Excerpted records —
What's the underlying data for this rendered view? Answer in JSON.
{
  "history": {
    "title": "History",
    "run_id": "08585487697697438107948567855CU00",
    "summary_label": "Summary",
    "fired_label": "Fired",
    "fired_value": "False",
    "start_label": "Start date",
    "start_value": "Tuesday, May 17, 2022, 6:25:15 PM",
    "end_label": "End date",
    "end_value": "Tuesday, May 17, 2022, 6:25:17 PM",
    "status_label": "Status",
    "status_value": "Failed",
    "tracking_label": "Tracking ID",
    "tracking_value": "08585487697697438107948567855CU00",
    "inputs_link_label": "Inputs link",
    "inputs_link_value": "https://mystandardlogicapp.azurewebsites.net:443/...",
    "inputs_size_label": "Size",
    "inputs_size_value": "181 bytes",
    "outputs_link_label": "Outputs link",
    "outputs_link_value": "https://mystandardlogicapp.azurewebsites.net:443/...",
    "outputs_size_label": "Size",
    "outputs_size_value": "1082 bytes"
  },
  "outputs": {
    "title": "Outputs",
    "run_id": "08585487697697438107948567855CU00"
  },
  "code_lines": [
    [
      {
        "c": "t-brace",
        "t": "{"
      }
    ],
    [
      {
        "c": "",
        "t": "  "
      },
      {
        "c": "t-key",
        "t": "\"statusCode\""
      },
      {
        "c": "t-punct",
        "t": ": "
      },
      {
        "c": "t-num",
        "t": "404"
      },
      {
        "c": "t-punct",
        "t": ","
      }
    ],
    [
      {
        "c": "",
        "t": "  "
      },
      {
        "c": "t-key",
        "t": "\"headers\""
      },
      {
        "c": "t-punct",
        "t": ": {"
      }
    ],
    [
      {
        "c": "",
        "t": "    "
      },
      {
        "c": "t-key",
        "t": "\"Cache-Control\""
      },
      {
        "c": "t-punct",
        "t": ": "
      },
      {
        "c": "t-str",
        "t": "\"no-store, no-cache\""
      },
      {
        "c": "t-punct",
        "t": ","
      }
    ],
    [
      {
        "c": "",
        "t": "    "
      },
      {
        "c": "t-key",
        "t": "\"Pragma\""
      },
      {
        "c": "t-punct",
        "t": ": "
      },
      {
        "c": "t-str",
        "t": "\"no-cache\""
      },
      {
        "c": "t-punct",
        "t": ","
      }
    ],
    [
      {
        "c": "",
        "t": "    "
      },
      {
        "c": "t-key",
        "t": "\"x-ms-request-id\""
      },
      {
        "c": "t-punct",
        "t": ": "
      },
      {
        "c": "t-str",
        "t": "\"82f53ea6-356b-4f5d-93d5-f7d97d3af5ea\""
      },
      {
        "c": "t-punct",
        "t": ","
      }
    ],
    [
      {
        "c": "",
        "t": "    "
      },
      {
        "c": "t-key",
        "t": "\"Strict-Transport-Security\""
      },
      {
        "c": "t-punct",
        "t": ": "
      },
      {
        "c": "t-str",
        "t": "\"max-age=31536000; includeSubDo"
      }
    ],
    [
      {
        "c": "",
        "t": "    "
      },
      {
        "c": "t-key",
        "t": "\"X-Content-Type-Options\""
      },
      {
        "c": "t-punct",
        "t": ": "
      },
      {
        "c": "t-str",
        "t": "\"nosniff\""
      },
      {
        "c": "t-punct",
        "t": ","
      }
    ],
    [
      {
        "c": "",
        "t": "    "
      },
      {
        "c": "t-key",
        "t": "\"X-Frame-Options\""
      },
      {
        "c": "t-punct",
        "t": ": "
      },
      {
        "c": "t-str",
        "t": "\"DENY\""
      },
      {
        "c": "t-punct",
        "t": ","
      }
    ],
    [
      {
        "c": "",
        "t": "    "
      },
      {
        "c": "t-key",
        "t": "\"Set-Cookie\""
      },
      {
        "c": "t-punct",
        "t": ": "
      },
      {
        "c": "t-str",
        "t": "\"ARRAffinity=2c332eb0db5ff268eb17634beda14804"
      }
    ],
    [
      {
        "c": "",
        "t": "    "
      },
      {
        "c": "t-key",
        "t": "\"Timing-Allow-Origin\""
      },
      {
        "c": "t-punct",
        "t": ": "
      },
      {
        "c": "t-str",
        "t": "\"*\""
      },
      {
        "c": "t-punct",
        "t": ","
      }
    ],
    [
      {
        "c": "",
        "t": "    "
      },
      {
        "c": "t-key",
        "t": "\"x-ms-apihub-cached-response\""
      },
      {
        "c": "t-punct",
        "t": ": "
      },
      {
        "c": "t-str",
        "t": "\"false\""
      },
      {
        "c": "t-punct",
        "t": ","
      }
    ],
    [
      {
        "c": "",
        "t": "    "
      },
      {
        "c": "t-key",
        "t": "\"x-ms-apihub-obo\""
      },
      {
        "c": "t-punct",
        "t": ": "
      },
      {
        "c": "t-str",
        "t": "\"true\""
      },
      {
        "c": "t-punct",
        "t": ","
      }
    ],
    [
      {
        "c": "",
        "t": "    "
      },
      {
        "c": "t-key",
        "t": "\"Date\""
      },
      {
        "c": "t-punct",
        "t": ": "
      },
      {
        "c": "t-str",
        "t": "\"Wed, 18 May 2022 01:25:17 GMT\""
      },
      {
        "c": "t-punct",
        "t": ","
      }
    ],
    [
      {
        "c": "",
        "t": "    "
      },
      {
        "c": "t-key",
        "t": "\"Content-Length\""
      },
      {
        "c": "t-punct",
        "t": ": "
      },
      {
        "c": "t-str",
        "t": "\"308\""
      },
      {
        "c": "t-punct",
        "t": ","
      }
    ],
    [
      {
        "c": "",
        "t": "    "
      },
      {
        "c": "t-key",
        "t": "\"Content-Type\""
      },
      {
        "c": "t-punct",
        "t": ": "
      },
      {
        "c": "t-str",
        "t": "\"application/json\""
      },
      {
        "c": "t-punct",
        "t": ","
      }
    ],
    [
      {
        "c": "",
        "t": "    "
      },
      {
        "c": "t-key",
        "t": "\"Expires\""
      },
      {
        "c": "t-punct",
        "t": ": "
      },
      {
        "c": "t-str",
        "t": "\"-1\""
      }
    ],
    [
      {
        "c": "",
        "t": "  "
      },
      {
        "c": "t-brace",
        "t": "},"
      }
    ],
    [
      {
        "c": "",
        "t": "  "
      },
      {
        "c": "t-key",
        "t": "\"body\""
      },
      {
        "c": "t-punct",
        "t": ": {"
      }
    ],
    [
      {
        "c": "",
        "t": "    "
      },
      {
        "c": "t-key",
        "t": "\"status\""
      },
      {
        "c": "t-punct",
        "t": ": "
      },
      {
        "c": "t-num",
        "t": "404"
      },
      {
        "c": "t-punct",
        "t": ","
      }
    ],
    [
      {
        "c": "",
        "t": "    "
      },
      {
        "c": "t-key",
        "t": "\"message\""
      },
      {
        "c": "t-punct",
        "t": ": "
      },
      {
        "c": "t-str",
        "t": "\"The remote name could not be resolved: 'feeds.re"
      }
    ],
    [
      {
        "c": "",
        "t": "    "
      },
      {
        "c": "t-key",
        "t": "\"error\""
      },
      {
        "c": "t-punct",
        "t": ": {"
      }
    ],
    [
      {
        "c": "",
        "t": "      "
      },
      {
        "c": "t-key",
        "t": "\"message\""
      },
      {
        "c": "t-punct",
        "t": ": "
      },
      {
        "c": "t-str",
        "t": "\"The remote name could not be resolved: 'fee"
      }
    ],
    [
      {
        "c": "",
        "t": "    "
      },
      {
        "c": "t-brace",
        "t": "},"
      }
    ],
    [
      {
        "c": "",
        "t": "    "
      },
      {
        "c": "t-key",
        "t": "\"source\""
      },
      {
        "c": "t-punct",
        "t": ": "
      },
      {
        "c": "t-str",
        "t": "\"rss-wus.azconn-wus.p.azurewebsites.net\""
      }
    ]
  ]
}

Your instructions —
Repeat the records above exactly.

Right answer —
What's the underlying data for this rendered view? Answer in JSON.
{
  "history": {
    "title": "History",
    "run_id": "08585487697697438107948567855CU00",
    "summary_label": "Summary",
    "fired_label": "Fired",
    "fired_value": "False",
    "start_label": "Start date",
    "start_value": "Tuesday, May 17, 2022, 6:25:15 PM",
    "end_label": "End date",
    "end_value": "Tuesday, May 17, 2022, 6:25:17 PM",
    "status_label": "Status",
    "status_value": "Failed",
    "tracking_label": "Tracking ID",
    "tracking_value": "08585487697697438107948567855CU00",
    "inputs_link_label": "Inputs link",
    "inputs_link_value": "https://mystandardlogicapp.azurewebsites.net:443/...",
    "inputs_size_label": "Size",
    "inputs_size_value": "181 bytes",
    "outputs_link_label": "Outputs link",
    "outputs_link_value": "https://mystandardlogicapp.azurewebsites.net:443/...",
    "outputs_size_label": "Size",
    "outputs_size_value": "1082 bytes"
  },
  "outputs": {
    "title": "Outputs",
    "run_id": "08585487697697438107948567855CU00"
  },
  "code_lines": [
    [
      {
        "c": "t-brace",
        "t": "{"
      }
    ],
    [
      {
        "c": "",
        "t": "  "
      },
      {
        "c": "t-key",
        "t": "\"statusCode\""
      },
      {
        "c": "t-punct",
        "t": ": "
      },
      {
        "c": "t-num",
        "t": "404"
      },
      {
        "c": "t-punct",
        "t": ","
      }
    ],
    [
      {
        "c": "",
        "t": "  "
      },
      {
        "c": "t-key",
        "t": "\"headers\""
      },
      {
        "c": "t-punct",
        "t": ": {"
      }
    ],
    [
      {
        "c": "",
        "t": "    "
      },
      {
        "c": "t-key",
        "t": "\"Cache-Control\""
      },
      {
        "c": "t-punct",
        "t": ": "
      },
      {
        "c": "t-str",
        "t": "\"no-store, no-cache\""
      },
      {
        "c": "t-punct",
        "t": ","
      }
    ],
    [
      {
        "c": "",
        "t": "    "
      },
      {
        "c": "t-key",
        "t": "\"Pragma\""
      },
      {
        "c": "t-punct",
        "t": ": "
      },
      {
        "c": "t-str",
        "t": "\"no-cache\""
      },
      {
        "c": "t-punct",
        "t": ","
      }
    ],
    [
      {
        "c": "",
        "t": "    "
      },
      {
        "c": "t-key",
        "t": "\"x-ms-request-id\""
      },
      {
        "c": "t-punct",
        "t": ": "
      },
      {
        "c": "t-str",
        "t": "\"82f53ea6-356b-4f5d-93d5-f7d97d3af5ea\""
      },
      {
        "c": "t-punct",
        "t": ","
      }
    ],
    [
      {
        "c": "",
        "t": "    "
      },
      {
        "c": "t-key",
        "t": "\"Strict-Transport-Security\""
      },
      {
        "c": "t-punct",
        "t": ": "
      },
      {
        "c": "t-str",
        "t": "\"max-age=31536000; includeSubDo"
      }
    ],
    [
      {
        "c": "",
        "t": "    "
      },
      {
        "c": "t-key",
        "t": "\"X-Content-Type-Options\""
      },
      {
        "c": "t-punct",
        "t": ": "
      },
      {
        "c": "t-str",
        "t": "\"nosniff\""
      },
      {
        "c": "t-punct",
        "t": ","
      }
    ],
    [
      {
        "c": "",
        "t": "    "
      },
      {
        "c": "t-key",
        "t": "\"X-Frame-Options\""
      },
      {
        "c": "t-punct",
        "t": ": "
      },
      {
        "c": "t-str",
        "t": "\"DENY\""
      },
      {
        "c": "t-punct",
        "t": ","
      }
    ],
    [
      {
        "c": "",
        "t": "    "
      },
      {
        "c": "t-key",
        "t": "\"Set-Cookie\""
      },
      {
        "c": "t-punct",
        "t": ": "
      },
      {
        "c": "t-str",
        "t": "\"ARRAffinity=2c332eb0db5ff268eb17634beda14804"
      }
    ],
    [
      {
        "c": "",
        "t": "    "
      },
      {
        "c": "t-key",
        "t": "\"Timing-Allow-Origin\""
      },
      {
        "c": "t-punct",
        "t": ": "
      },
      {
        "c": "t-str",
        "t": "\"*\""
      },
      {
        "c": "t-punct",
        "t": ","
      }
    ],
    [
      {
        "c": "",
        "t": "    "
      },
      {
        "c": "t-key",
        "t": "\"x-ms-apihub-cached-response\""
      },
      {
        "c": "t-punct",
        "t": ": "
      },
      {
        "c": "t-str",
        "t": "\"false\""
      },
      {
        "c": "t-punct",
        "t": ","
      }
    ],
    [
      {
        "c": "",
        "t": "    "
      },
      {
        "c": "t-key",
        "t": "\"x-ms-apihub-obo\""
      },
      {
        "c": "t-punct",
        "t": ": "
      },
      {
        "c": "t-str",
        "t": "\"true\""
      },
      {
        "c": "t-punct",
        "t": ","
      }
    ],
    [
      {
        "c": "",
        "t": "    "
      },
      {
        "c": "t-key",
        "t": "\"Date\""
      },
      {
        "c": "t-punct",
        "t": ": "
      },
      {
        "c": "t-str",
        "t": "\"Wed, 18 May 2022 01:25:17 GMT\""
      },
      {
        "c": "t-punct",
        "t": ","
      }
    ],
    [
      {
        "c": "",
        "t": "    "
      },
      {
        "c": "t-key",
        "t": "\"Content-Length\""
      },
      {
        "c": "t-punct",
        "t": ": "
      },
      {
        "c": "t-str",
        "t": "\"308\""
      },
      {
        "c": "t-punct",
        "t": ","
      }
    ],
    [
      {
        "c": "",
        "t": "    "
      },
      {
        "c": "t-key",
        "t": "\"Content-Type\""
      },
      {
        "c": "t-punct",
        "t": ": "
      },
      {
        "c": "t-str",
        "t": "\"application/json\""
      },
      {
        "c": "t-punct",
        "t": ","
      }
    ],
    [
      {
        "c": "",
        "t": "    "
      },
      {
        "c": "t-key",
        "t": "\"Expires\""
      },
      {
        "c": "t-punct",
        "t": ": "
      },
      {
        "c": "t-str",
        "t": "\"-1\""
      }
    ],
    [
      {
        "c": "",
        "t": "  "
      },
      {
        "c": "t-brace",
        "t": "},"
      }
    ],
    [
      {
        "c": "",
        "t": "  "
      },
      {
        "c": "t-key",
        "t": "\"body\""
      },
      {
        "c": "t-punct",
        "t": ": {"
      }
    ],
    [
      {
        "c": "",
        "t": "    "
      },
      {
        "c": "t-key",
        "t": "\"status\""
      },
      {
        "c": "t-punct",
        "t": ": "
      },
      {
        "c": "t-num",
        "t": "404"
      },
      {
        "c": "t-punct",
        "t": ","
      }
    ],
    [
      {
        "c": "",
        "t": "    "
      },
      {
        "c": "t-key",
        "t": "\"message\""
      },
      {
        "c": "t-punct",
        "t": ": "
      },
      {
        "c": "t-str",
        "t": "\"The remote name could not be resolved: 'feeds.re"
      }
    ],
    [
      {
        "c": "",
        "t": "    "
      },
      {
        "c": "t-key",
        "t": "\"error\""
      },
      {
        "c": "t-punct",
        "t": ": {"
      }
    ],
    [
      {
        "c": "",
        "t": "      "
      },
      {
        "c": "t-key",
        "t": "\"message\""
      },
      {
        "c": "t-punct",
        "t": ": "
      },
      {
        "c": "t-str",
        "t": "\"The remote name could not be resolved: 'fee"
      }
    ],
    [
      {
        "c": "",
        "t": "    "
      },
      {
        "c": "t-brace",
        "t": "},"
      }
    ],
    [
      {
        "c": "",
        "t": "    "
      },
      {
        "c": "t-key",
        "t": "\"source\""
      },
      {
        "c": "t-punct",
        "t": ": "
      },
      {
        "c": "t-str",
        "t": "\"rss-wus.azconn-wus.p.azurewebsites.net\""
      }
    ]
  ]
}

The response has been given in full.